Restate every line of the material, word for word.

Input for this task –
* START *

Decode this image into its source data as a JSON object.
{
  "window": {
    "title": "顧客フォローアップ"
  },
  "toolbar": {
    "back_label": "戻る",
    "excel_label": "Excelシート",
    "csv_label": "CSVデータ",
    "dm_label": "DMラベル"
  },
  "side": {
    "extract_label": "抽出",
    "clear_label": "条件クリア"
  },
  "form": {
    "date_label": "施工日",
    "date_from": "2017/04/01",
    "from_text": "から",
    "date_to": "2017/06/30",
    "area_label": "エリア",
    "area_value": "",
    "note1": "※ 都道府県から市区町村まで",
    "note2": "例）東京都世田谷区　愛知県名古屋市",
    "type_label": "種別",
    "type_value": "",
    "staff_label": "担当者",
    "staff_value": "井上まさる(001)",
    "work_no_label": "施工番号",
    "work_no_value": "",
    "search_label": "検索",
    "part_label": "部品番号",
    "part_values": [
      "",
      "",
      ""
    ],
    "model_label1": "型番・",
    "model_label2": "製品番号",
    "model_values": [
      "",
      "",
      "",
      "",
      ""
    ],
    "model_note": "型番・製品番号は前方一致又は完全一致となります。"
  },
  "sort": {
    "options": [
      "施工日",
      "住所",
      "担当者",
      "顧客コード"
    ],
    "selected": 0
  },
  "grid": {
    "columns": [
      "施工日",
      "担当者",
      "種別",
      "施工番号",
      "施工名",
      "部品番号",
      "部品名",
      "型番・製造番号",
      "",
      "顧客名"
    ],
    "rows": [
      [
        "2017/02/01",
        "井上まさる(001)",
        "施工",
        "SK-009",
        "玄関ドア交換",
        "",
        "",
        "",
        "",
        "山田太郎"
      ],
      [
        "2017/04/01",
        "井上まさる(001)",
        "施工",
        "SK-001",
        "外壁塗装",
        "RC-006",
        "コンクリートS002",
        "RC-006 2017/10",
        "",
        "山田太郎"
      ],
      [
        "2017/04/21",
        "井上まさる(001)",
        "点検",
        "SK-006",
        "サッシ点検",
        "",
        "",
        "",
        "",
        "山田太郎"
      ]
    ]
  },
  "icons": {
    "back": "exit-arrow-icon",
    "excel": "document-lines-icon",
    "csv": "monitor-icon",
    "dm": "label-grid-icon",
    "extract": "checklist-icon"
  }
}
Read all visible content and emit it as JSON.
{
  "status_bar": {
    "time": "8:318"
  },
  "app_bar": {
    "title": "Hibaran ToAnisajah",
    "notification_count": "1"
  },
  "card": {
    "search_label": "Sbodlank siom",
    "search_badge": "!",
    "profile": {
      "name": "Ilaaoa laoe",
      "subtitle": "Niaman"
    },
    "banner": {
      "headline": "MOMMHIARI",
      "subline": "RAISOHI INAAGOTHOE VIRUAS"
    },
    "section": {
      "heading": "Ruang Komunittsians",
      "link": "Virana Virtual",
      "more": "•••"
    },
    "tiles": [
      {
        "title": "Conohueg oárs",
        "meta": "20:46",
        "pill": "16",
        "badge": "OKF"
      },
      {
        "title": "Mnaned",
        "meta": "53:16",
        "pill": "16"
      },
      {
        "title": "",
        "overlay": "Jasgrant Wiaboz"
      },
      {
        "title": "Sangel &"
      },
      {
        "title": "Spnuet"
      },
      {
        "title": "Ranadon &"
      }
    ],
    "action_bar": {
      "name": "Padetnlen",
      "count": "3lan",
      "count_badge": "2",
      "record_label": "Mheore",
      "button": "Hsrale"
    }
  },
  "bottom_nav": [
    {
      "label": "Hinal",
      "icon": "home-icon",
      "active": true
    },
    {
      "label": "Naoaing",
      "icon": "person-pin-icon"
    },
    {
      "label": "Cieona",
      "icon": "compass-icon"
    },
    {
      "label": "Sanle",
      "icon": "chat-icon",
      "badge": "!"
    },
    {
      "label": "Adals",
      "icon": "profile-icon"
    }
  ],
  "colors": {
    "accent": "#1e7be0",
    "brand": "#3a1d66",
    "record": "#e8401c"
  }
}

* END *

Solved exercise –
Decode this image into its source data as a JSON object.
{
  "window": {
    "title": "顧客フォローアップ"
  },
  "toolbar": {
    "back_label": "戻る",
    "excel_label": "Excelシート",
    "csv_label": "CSVデータ",
    "dm_label": "DMラベル"
  },
  "side": {
    "extract_label": "抽出",
    "clear_label": "条件クリア"
  },
  "form": {
    "date_label": "施工日",
    "date_from": "2017/04/01",
    "from_text": "から",
    "date_to": "2017/06/30",
    "area_label": "エリア",
    "area_value": "",
    "note1": "※ 都道府県から市区町村まで",
    "note2": "例）東京都世田谷区　愛知県名古屋市",
    "type_label": "種別",
    "type_value": "",
    "staff_label": "担当者",
    "staff_value": "井上まさる(001)",
    "work_no_label": "施工番号",
    "work_no_value": "",
    "search_label": "検索",
    "part_label": "部品番号",
    "part_values": [
      "",
      "",
      ""
    ],
    "model_label1": "型番・",
    "model_label2": "製品番号",
    "model_values": [
      "",
      "",
      "",
      "",
      ""
    ],
    "model_note": "型番・製品番号は前方一致又は完全一致となります。"
  },
  "sort": {
    "options": [
      "施工日",
      "住所",
      "担当者",
      "顧客コード"
    ],
    "selected": 0
  },
  "grid": {
    "columns": [
      "施工日",
      "担当者",
      "種別",
      "施工番号",
      "施工名",
      "部品番号",
      "部品名",
      "型番・製造番号",
      "",
      "顧客名"
    ],
    "rows": [
      [
        "2017/02/01",
        "井上まさる(001)",
        "施工",
        "SK-009",
        "玄関ドア交換",
        "",
        "",
        "",
        "",
        "山田太郎"
      ],
      [
        "2017/04/01",
        "井上まさる(001)",
        "施工",
        "SK-001",
        "外壁塗装",
        "RC-006",
        "コンクリートS002",
        "RC-006 2017/10",
        "",
        "山田太郎"
      ],
      [
        "2017/04/21",
        "井上まさる(001)",
        "点検",
        "SK-006",
        "サッシ点検",
        "",
        "",
        "",
        "",
        "山田太郎"
      ]
    ]
  },
  "icons": {
    "back": "exit-arrow-icon",
    "excel": "document-lines-icon",
    "csv": "monitor-icon",
    "dm": "label-grid-icon",
    "extract": "checklist-icon"
  }
}
Read all visible content and emit it as JSON.
{
  "status_bar": {
    "time": "8:318"
  },
  "app_bar": {
    "title": "Hibaran ToAnisajah",
    "notification_count": "1"
  },
  "card": {
    "search_label": "Sbodlank siom",
    "search_badge": "!",
    "profile": {
      "name": "Ilaaoa laoe",
      "subtitle": "Niaman"
    },
    "banner": {
      "headline": "MOMMHIARI",
      "subline": "RAISOHI INAAGOTHOE VIRUAS"
    },
    "section": {
      "heading": "Ruang Komunittsians",
      "link": "Virana Virtual",
      "more": "•••"
    },
    "tiles": [
      {
        "title": "Conohueg oárs",
        "meta": "20:46",
        "pill": "16",
        "badge": "OKF"
      },
      {
        "title": "Mnaned",
        "meta": "53:16",
        "pill": "16"
      },
      {
        "title": "",
        "overlay": "Jasgrant Wiaboz"
      },
      {
        "title": "Sangel &"
      },
      {
        "title": "Spnuet"
      },
      {
        "title": "Ranadon &"
      }
    ],
    "action_bar": {
      "name": "Padetnlen",
      "count": "3lan",
      "count_badge": "2",
      "record_label": "Mheore",
      "button": "Hsrale"
    }
  },
  "bottom_nav": [
    {
      "label": "Hinal",
      "icon": "home-icon",
      "active": true
    },
    {
      "label": "Naoaing",
      "icon": "person-pin-icon"
    },
    {
      "label": "Cieona",
      "icon": "compass-icon"
    },
    {
      "label": "Sanle",
      "icon": "chat-icon",
      "badge": "!"
    },
    {
      "label": "Adals",
      "icon": "profile-icon"
    }
  ],
  "colors": {
    "accent": "#1e7be0",
    "brand": "#3a1d66",
    "record": "#e8401c"
  }
}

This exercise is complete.